Set exercise: Pick out the lines below with "data" and list them.

::: Provided material :::

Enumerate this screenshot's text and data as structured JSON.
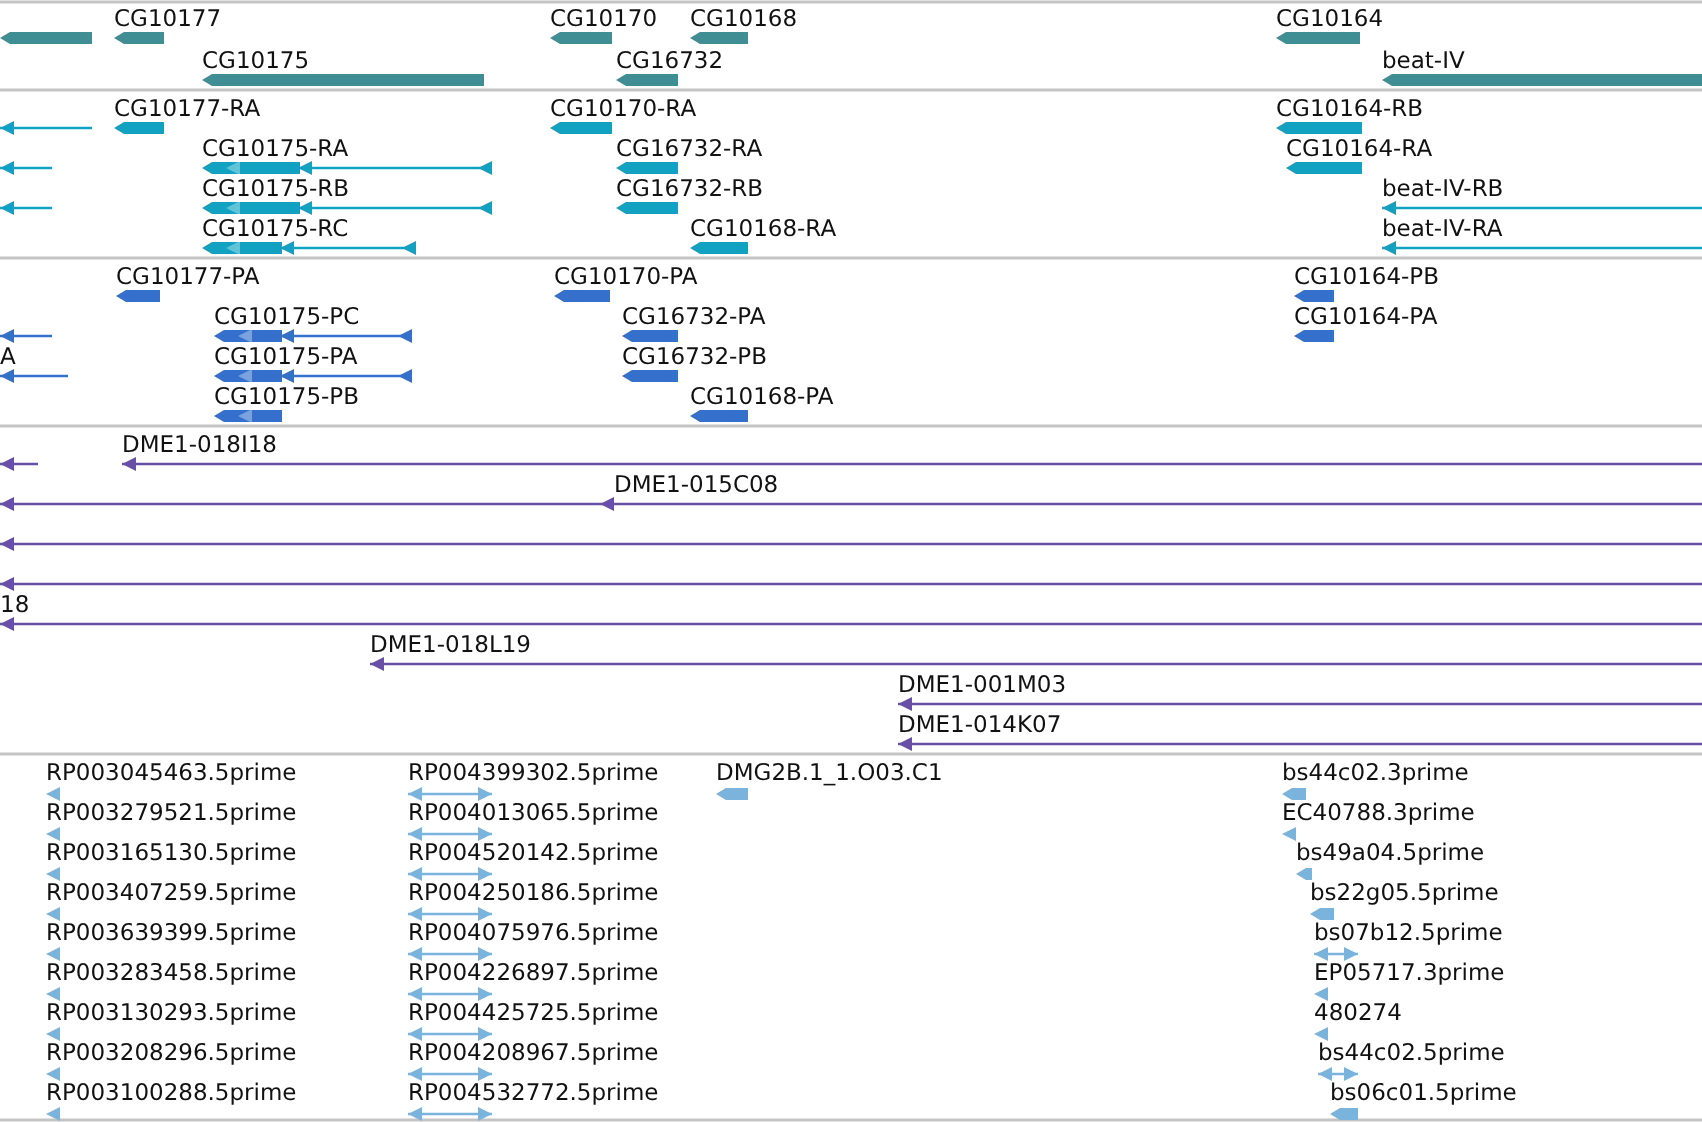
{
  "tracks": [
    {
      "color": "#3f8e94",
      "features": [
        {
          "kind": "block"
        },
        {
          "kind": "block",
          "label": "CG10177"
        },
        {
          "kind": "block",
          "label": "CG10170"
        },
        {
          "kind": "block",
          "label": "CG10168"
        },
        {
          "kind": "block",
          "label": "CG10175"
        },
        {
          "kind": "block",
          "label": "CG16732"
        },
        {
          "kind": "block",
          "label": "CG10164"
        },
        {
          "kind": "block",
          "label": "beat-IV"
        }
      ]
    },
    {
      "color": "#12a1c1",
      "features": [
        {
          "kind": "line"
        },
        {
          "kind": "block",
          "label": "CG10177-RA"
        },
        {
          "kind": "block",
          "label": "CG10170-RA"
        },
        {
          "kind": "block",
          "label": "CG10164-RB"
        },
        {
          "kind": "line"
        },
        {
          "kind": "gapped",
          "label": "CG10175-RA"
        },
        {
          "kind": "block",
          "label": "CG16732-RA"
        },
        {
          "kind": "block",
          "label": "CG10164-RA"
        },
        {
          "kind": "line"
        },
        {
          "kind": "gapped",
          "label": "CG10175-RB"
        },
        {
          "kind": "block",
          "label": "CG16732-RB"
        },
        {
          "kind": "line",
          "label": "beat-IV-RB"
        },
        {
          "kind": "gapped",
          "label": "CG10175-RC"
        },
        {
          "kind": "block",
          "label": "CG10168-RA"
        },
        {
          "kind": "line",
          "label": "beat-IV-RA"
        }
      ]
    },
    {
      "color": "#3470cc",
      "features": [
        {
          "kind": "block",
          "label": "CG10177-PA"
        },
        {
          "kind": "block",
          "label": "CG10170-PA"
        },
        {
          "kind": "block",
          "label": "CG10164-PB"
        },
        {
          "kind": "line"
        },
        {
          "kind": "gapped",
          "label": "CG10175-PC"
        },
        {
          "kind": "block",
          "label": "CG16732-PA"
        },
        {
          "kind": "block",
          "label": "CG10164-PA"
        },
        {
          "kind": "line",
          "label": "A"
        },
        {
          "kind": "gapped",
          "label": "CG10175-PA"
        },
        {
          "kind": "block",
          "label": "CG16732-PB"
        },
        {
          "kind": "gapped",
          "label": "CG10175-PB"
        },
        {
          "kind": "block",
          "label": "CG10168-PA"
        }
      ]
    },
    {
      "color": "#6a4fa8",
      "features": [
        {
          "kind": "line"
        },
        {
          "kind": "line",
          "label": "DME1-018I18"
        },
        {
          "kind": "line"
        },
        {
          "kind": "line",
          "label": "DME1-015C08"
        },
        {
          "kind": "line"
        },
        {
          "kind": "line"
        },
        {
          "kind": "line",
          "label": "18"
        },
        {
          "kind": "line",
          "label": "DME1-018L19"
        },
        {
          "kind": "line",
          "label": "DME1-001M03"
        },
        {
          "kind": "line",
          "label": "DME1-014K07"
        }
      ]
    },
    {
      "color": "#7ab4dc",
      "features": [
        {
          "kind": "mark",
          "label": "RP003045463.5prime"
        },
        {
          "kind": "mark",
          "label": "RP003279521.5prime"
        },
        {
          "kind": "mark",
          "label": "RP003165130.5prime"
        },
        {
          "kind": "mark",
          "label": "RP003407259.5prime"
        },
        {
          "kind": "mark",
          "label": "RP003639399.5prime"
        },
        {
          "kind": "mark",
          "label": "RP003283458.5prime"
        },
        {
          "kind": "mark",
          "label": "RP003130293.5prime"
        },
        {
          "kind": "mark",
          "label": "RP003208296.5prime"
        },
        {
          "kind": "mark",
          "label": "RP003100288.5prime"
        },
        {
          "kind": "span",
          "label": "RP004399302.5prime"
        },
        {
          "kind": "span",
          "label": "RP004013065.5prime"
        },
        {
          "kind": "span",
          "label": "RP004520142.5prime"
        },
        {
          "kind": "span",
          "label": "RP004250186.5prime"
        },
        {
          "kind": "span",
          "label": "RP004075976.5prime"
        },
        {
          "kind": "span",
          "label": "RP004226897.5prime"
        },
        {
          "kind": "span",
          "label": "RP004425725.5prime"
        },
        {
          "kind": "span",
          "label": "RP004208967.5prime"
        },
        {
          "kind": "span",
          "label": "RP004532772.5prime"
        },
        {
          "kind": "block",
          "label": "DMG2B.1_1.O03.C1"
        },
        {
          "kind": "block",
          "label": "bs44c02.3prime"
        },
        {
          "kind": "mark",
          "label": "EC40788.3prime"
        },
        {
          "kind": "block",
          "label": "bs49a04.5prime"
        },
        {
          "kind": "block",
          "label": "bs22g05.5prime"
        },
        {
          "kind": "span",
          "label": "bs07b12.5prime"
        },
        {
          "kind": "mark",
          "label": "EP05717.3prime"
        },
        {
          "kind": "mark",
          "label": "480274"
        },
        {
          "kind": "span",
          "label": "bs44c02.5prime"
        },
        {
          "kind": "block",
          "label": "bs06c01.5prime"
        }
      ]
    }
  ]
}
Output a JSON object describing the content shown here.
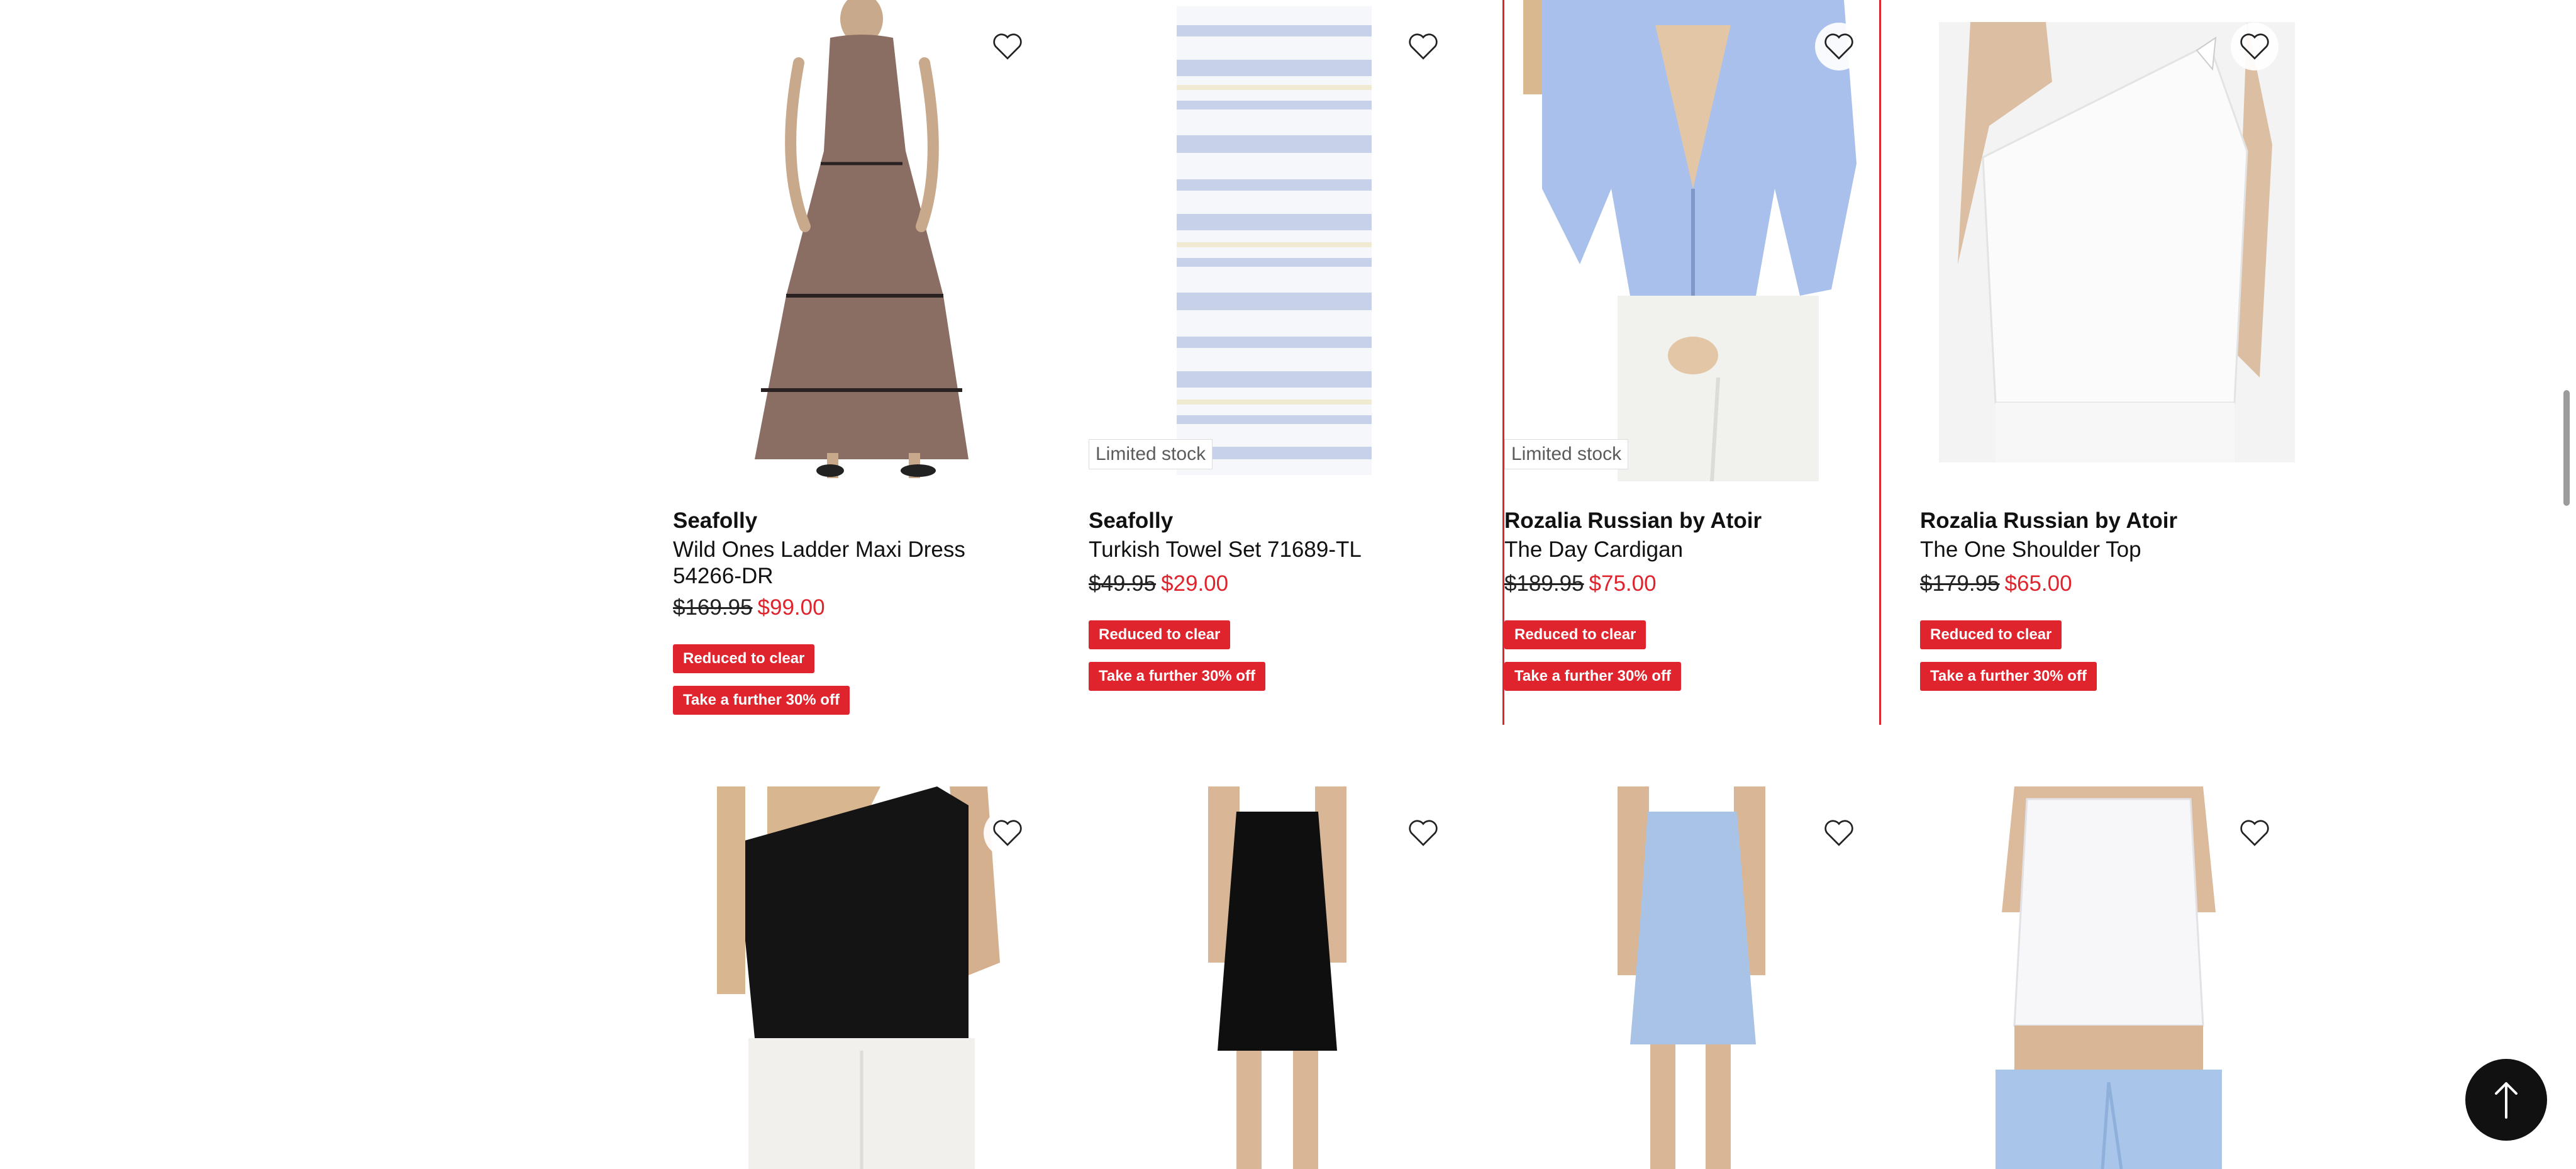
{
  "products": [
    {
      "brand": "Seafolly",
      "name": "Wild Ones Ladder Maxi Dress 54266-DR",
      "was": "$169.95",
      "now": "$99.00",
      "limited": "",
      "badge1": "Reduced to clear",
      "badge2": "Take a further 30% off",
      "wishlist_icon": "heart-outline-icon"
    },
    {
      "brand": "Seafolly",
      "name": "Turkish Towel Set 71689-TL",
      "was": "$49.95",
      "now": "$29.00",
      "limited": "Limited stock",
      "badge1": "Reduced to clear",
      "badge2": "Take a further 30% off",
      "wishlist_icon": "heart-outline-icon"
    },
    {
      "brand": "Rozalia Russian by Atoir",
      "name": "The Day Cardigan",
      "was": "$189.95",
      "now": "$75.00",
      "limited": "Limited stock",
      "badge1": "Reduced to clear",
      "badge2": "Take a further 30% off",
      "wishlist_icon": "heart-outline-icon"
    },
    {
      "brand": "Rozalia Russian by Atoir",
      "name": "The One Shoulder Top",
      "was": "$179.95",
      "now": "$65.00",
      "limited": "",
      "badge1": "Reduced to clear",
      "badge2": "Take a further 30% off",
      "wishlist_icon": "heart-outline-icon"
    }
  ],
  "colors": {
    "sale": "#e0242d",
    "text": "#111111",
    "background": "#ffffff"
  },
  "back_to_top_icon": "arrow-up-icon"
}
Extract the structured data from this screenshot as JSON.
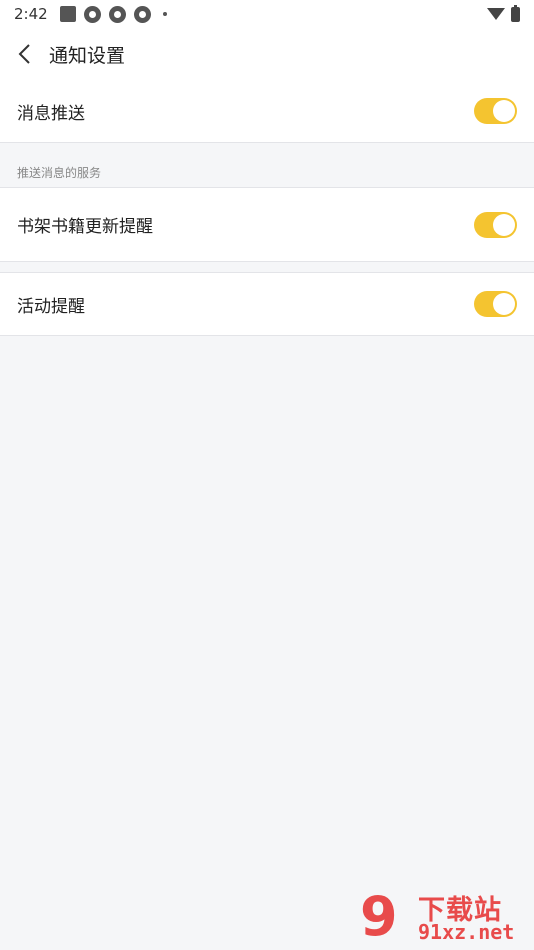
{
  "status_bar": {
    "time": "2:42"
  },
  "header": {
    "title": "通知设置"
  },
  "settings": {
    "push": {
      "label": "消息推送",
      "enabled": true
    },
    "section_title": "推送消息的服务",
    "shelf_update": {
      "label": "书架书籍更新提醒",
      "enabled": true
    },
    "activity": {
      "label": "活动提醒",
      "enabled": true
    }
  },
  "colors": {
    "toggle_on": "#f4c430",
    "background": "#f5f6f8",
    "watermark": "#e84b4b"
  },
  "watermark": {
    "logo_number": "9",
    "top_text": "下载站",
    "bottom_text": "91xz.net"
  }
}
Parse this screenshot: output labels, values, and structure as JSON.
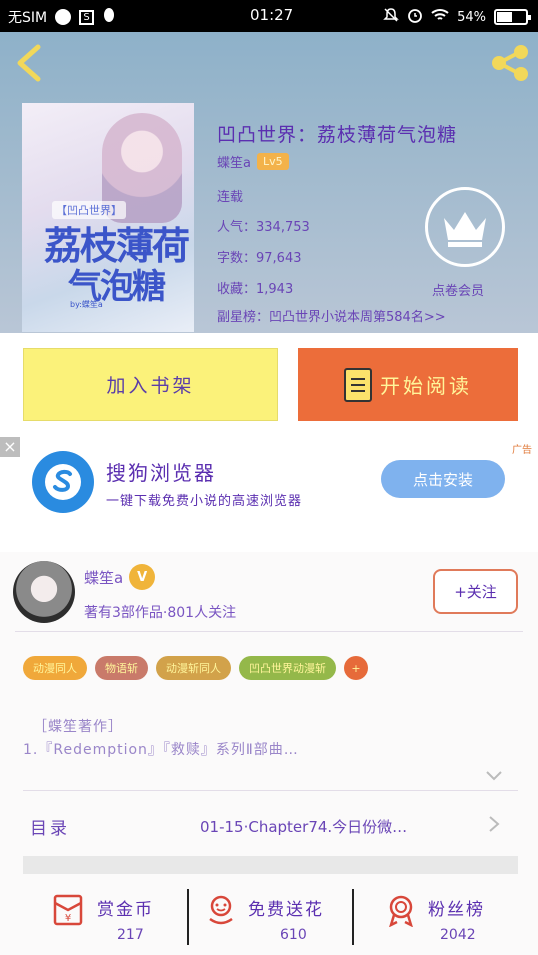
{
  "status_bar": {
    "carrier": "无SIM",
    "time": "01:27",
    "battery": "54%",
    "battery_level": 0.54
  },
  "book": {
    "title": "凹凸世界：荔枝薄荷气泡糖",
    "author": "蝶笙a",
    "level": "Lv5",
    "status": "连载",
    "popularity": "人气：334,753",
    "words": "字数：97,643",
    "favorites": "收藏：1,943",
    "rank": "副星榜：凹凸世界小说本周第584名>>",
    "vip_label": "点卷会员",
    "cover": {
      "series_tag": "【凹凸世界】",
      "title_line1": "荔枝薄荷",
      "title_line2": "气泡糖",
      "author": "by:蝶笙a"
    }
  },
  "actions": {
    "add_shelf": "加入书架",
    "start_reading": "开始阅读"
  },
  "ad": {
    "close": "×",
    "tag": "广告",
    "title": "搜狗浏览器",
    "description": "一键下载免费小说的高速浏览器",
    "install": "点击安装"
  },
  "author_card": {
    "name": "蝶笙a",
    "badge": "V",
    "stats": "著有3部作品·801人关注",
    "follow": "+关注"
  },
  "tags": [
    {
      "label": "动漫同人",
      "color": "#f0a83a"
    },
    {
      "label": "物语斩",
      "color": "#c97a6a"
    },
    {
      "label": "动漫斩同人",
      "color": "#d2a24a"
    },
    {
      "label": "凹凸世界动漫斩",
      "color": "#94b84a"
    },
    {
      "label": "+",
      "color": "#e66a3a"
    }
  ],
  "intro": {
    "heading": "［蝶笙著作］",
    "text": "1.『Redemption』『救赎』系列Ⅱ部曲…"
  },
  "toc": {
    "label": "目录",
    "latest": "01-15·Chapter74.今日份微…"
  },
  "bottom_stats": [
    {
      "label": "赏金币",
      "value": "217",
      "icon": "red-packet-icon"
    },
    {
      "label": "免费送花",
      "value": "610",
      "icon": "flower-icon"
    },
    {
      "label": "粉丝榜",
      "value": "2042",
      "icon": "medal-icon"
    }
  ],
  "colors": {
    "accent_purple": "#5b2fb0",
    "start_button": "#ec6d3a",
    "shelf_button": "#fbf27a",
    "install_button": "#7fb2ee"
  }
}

:::

Answer in full:
Enumerate this screenshot's text and data as structured JSON.
Extract the structured data from this screenshot as JSON.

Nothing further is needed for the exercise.